[START]
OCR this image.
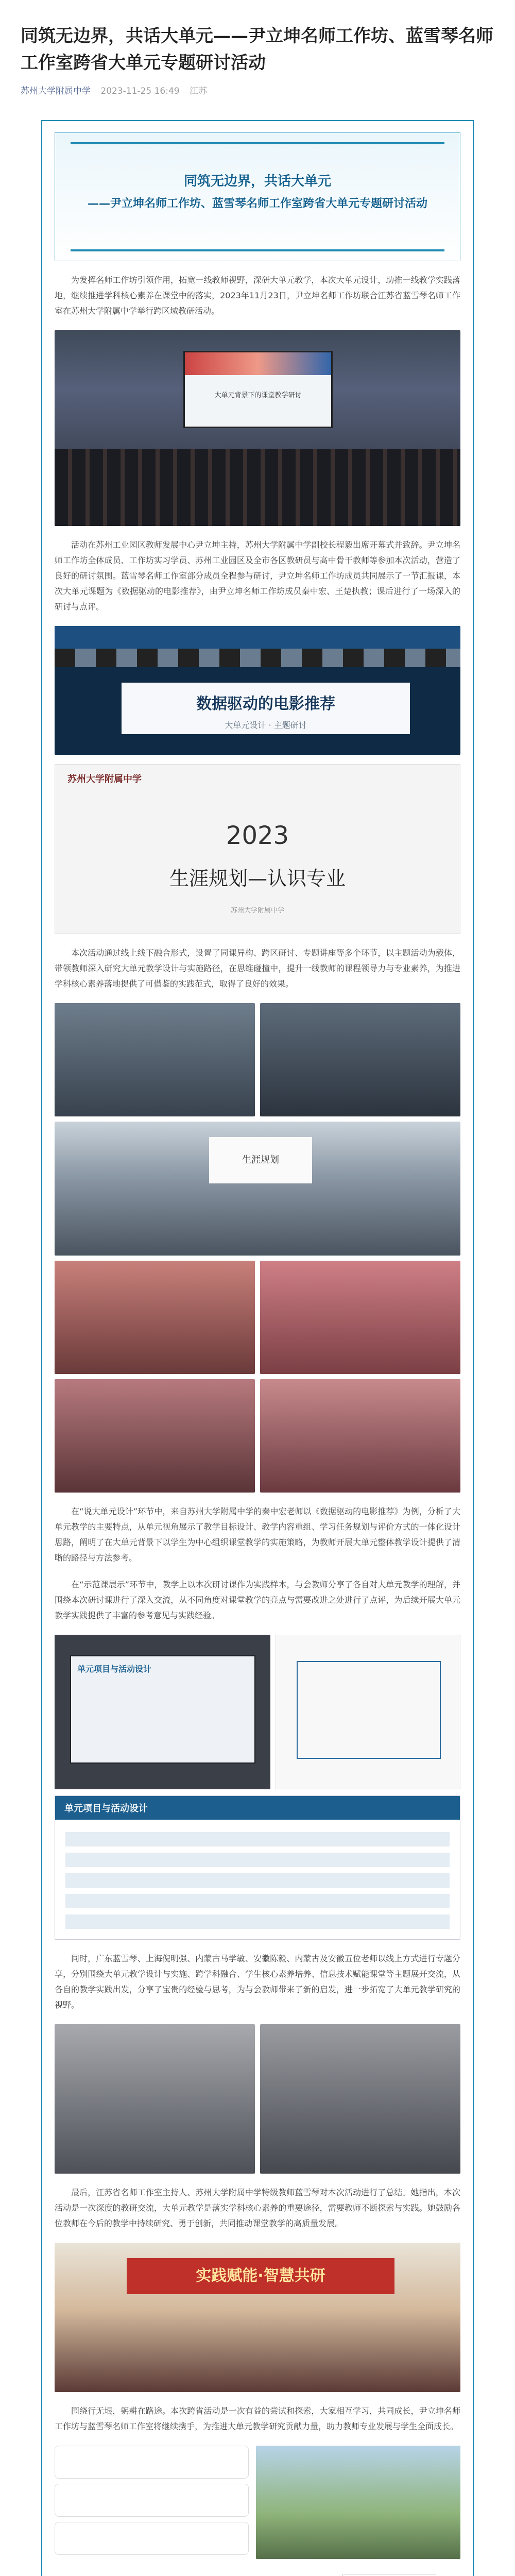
同筑无边界，共话大单元——尹立坤名师工作坊、蓝雪琴名师工作室跨省大单元专题研讨活动
苏州大学附属中学 2023-11-25 16:49 江苏
同筑无边界，共话大单元
——尹立坤名师工作坊、蓝雪琴名师工作室跨省大单元专题研讨活动

为发挥名师工作坊引领作用，拓宽一线教师视野，深研大单元教学，本次大单元设计，助推一线教学实践落地，继续推进学科核心素养在课堂中的落实，2023年11月23日，尹立坤名师工作坊联合江苏省蓝雪琴名师工作室在苏州大学附属中学举行跨区域教研活动。

大单元背景下的课堂教学研讨

活动在苏州工业园区教师发展中心尹立坤主持，苏州大学附属中学副校长程毅出席开幕式并致辞。尹立坤名师工作坊全体成员、工作坊实习学员、苏州工业园区及全市各区教研员与高中骨干教师等参加本次活动，营造了良好的研讨氛围。蓝雪琴名师工作室部分成员全程参与研讨，尹立坤名师工作坊成员共同展示了一节汇报课，本次大单元课题为《数据驱动的电影推荐》，由尹立坤名师工作坊成员秦中宏、王楚执教；课后进行了一场深入的研讨与点评。

数据驱动的电影推荐
大单元设计 · 主题研讨
苏州大学附属中学
2023
生涯规划—认识专业
苏州大学附属中学

本次活动通过线上线下融合形式，设置了同课异构、跨区研讨、专题讲座等多个环节，以主题活动为载体，带领教师深入研究大单元教学设计与实施路径，在思维碰撞中，提升一线教师的课程领导力与专业素养，为推进学科核心素养落地提供了可借鉴的实践范式，取得了良好的效果。

生涯规划

在“说大单元设计”环节中，来自苏州大学附属中学的秦中宏老师以《数据驱动的电影推荐》为例，分析了大单元教学的主要特点，从单元视角展示了教学目标设计、教学内容重组、学习任务规划与评价方式的一体化设计思路，阐明了在大单元背景下以学生为中心组织课堂教学的实施策略，为教师开展大单元整体教学设计提供了清晰的路径与方法参考。

在“示范课展示”环节中，教学上以本次研讨课作为实践样本，与会教师分享了各自对大单元教学的理解，并围绕本次研讨课进行了深入交流，从不同角度对课堂教学的亮点与需要改进之处进行了点评，为后续开展大单元教学实践提供了丰富的参考意见与实践经验。

单元项目与活动设计
单元项目与活动设计

同时，广东蓝雪琴、上海倪明强、内蒙古马学敏、安徽陈毅、内蒙古及安徽五位老师以线上方式进行专题分享，分别围绕大单元教学设计与实施、跨学科融合、学生核心素养培养、信息技术赋能课堂等主题展开交流，从各自的教学实践出发，分享了宝贵的经验与思考，为与会教师带来了新的启发，进一步拓宽了大单元教学研究的视野。

最后，江苏省名师工作室主持人、苏州大学附属中学特级教师蓝雪琴对本次活动进行了总结。她指出，本次活动是一次深度的教研交流，大单元教学是落实学科核心素养的重要途径，需要教师不断探索与实践。她鼓励各位教师在今后的教学中持续研究、勇于创新，共同推动课堂教学的高质量发展。

实践赋能·智慧共研

围绕行无垠，躬耕在路途。本次跨省活动是一次有益的尝试和探索，大家相互学习，共同成长，尹立坤名师工作坊与蓝雪琴名师工作室将继续携手，为推进大单元教学研究贡献力量，助力教师专业发展与学生全面成长。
[END]
**GOAL OF THE EXERCISE:** Write out the records above exactly as they appear, leaving out any pictures.

**OUTPUT FOR THIS TASK:**
OCR this image.
同筑无边界，共话大单元——尹立坤名师工作坊、蓝雪琴名师工作室跨省大单元专题研讨活动
苏州大学附属中学 2023-11-25 16:49 江苏
同筑无边界，共话大单元
——尹立坤名师工作坊、蓝雪琴名师工作室跨省大单元专题研讨活动

为发挥名师工作坊引领作用，拓宽一线教师视野，深研大单元教学，本次大单元设计，助推一线教学实践落地，继续推进学科核心素养在课堂中的落实，2023年11月23日，尹立坤名师工作坊联合江苏省蓝雪琴名师工作室在苏州大学附属中学举行跨区域教研活动。

大单元背景下的课堂教学研讨

活动在苏州工业园区教师发展中心尹立坤主持，苏州大学附属中学副校长程毅出席开幕式并致辞。尹立坤名师工作坊全体成员、工作坊实习学员、苏州工业园区及全市各区教研员与高中骨干教师等参加本次活动，营造了良好的研讨氛围。蓝雪琴名师工作室部分成员全程参与研讨，尹立坤名师工作坊成员共同展示了一节汇报课，本次大单元课题为《数据驱动的电影推荐》，由尹立坤名师工作坊成员秦中宏、王楚执教；课后进行了一场深入的研讨与点评。

数据驱动的电影推荐
大单元设计 · 主题研讨
苏州大学附属中学
2023
生涯规划—认识专业
苏州大学附属中学

本次活动通过线上线下融合形式，设置了同课异构、跨区研讨、专题讲座等多个环节，以主题活动为载体，带领教师深入研究大单元教学设计与实施路径，在思维碰撞中，提升一线教师的课程领导力与专业素养，为推进学科核心素养落地提供了可借鉴的实践范式，取得了良好的效果。

生涯规划

在“说大单元设计”环节中，来自苏州大学附属中学的秦中宏老师以《数据驱动的电影推荐》为例，分析了大单元教学的主要特点，从单元视角展示了教学目标设计、教学内容重组、学习任务规划与评价方式的一体化设计思路，阐明了在大单元背景下以学生为中心组织课堂教学的实施策略，为教师开展大单元整体教学设计提供了清晰的路径与方法参考。

在“示范课展示”环节中，教学上以本次研讨课作为实践样本，与会教师分享了各自对大单元教学的理解，并围绕本次研讨课进行了深入交流，从不同角度对课堂教学的亮点与需要改进之处进行了点评，为后续开展大单元教学实践提供了丰富的参考意见与实践经验。

单元项目与活动设计
单元项目与活动设计

同时，广东蓝雪琴、上海倪明强、内蒙古马学敏、安徽陈毅、内蒙古及安徽五位老师以线上方式进行专题分享，分别围绕大单元教学设计与实施、跨学科融合、学生核心素养培养、信息技术赋能课堂等主题展开交流，从各自的教学实践出发，分享了宝贵的经验与思考，为与会教师带来了新的启发，进一步拓宽了大单元教学研究的视野。

最后，江苏省名师工作室主持人、苏州大学附属中学特级教师蓝雪琴对本次活动进行了总结。她指出，本次活动是一次深度的教研交流，大单元教学是落实学科核心素养的重要途径，需要教师不断探索与实践。她鼓励各位教师在今后的教学中持续研究、勇于创新，共同推动课堂教学的高质量发展。

实践赋能·智慧共研

围绕行无垠，躬耕在路途。本次跨省活动是一次有益的尝试和探索，大家相互学习，共同成长，尹立坤名师工作坊与蓝雪琴名师工作室将继续携手，为推进大单元教学研究贡献力量，助力教师专业发展与学生全面成长。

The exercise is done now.